→ TASK PROMPT
Every entry must be repeated exactly. Exclude all pictures.

— BEGIN —

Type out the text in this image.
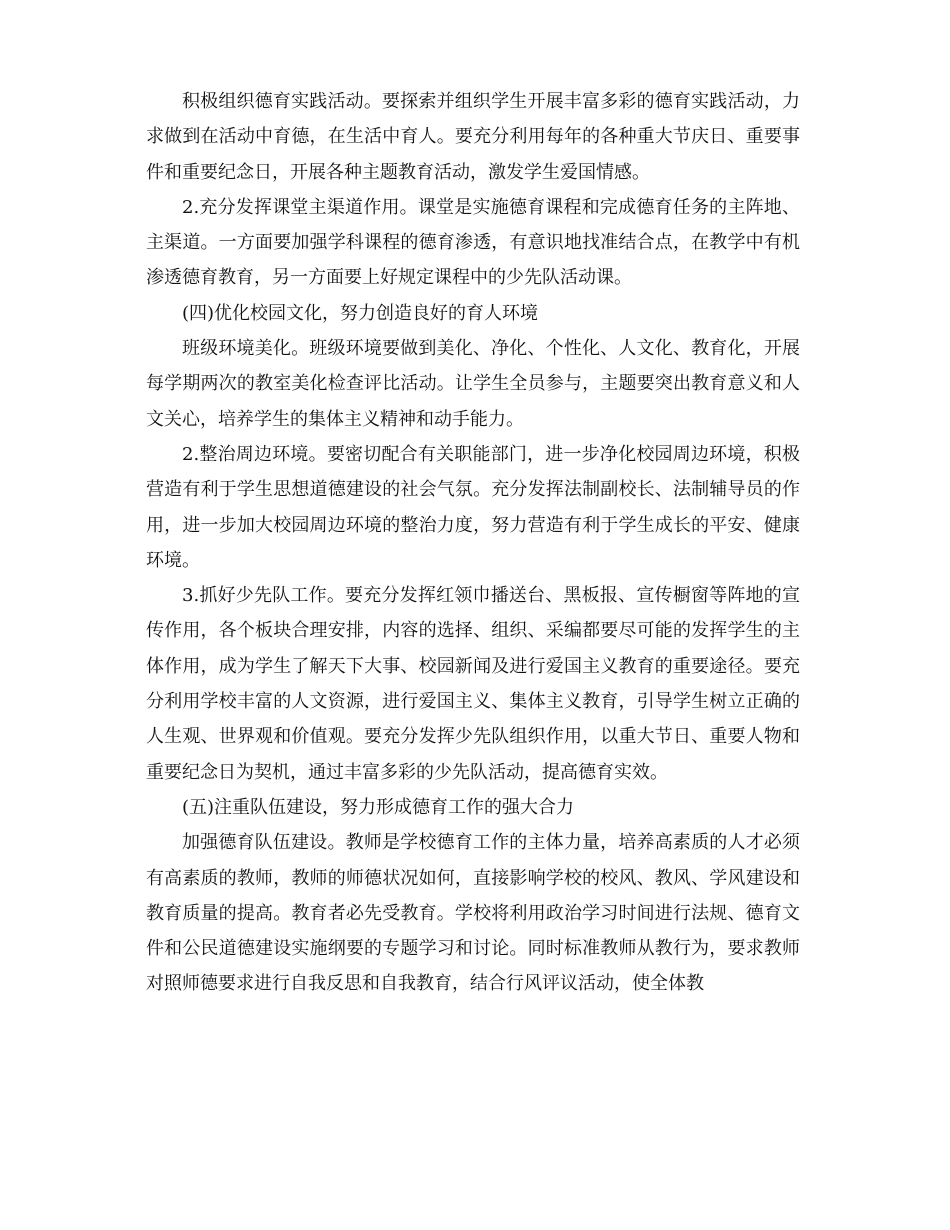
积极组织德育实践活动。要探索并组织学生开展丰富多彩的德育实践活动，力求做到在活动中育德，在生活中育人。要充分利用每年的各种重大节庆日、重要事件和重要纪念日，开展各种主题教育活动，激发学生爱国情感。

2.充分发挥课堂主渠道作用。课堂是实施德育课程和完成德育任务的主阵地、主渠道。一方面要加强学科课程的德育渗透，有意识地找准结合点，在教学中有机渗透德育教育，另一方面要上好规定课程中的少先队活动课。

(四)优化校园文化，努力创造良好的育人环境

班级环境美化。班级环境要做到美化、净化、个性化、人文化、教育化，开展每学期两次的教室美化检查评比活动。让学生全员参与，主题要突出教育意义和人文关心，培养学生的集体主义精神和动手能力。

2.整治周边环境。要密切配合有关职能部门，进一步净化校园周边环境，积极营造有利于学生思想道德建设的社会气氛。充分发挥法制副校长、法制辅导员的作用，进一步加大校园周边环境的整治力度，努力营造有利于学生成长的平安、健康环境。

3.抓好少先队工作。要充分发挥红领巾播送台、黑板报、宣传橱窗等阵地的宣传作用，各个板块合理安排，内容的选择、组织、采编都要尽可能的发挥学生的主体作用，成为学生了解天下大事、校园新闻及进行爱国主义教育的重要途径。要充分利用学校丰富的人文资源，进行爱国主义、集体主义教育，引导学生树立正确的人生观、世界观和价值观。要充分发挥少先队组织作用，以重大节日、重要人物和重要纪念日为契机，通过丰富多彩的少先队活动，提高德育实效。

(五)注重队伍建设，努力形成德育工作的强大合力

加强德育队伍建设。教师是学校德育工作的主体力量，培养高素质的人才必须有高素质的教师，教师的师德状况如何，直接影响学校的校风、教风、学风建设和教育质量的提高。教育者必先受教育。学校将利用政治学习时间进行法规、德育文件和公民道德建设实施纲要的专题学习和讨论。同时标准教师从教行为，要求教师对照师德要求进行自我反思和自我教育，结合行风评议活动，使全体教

— END —

→ WRITTEN SOLUTION
Type out the text in this image.
积极组织德育实践活动。要探索并组织学生开展丰富多彩的德育实践活动，力求做到在活动中育德，在生活中育人。要充分利用每年的各种重大节庆日、重要事件和重要纪念日，开展各种主题教育活动，激发学生爱国情感。

2.充分发挥课堂主渠道作用。课堂是实施德育课程和完成德育任务的主阵地、主渠道。一方面要加强学科课程的德育渗透，有意识地找准结合点，在教学中有机渗透德育教育，另一方面要上好规定课程中的少先队活动课。

(四)优化校园文化，努力创造良好的育人环境

班级环境美化。班级环境要做到美化、净化、个性化、人文化、教育化，开展每学期两次的教室美化检查评比活动。让学生全员参与，主题要突出教育意义和人文关心，培养学生的集体主义精神和动手能力。

2.整治周边环境。要密切配合有关职能部门，进一步净化校园周边环境，积极营造有利于学生思想道德建设的社会气氛。充分发挥法制副校长、法制辅导员的作用，进一步加大校园周边环境的整治力度，努力营造有利于学生成长的平安、健康环境。

3.抓好少先队工作。要充分发挥红领巾播送台、黑板报、宣传橱窗等阵地的宣传作用，各个板块合理安排，内容的选择、组织、采编都要尽可能的发挥学生的主体作用，成为学生了解天下大事、校园新闻及进行爱国主义教育的重要途径。要充分利用学校丰富的人文资源，进行爱国主义、集体主义教育，引导学生树立正确的人生观、世界观和价值观。要充分发挥少先队组织作用，以重大节日、重要人物和重要纪念日为契机，通过丰富多彩的少先队活动，提高德育实效。

(五)注重队伍建设，努力形成德育工作的强大合力

加强德育队伍建设。教师是学校德育工作的主体力量，培养高素质的人才必须有高素质的教师，教师的师德状况如何，直接影响学校的校风、教风、学风建设和教育质量的提高。教育者必先受教育。学校将利用政治学习时间进行法规、德育文件和公民道德建设实施纲要的专题学习和讨论。同时标准教师从教行为，要求教师对照师德要求进行自我反思和自我教育，结合行风评议活动，使全体教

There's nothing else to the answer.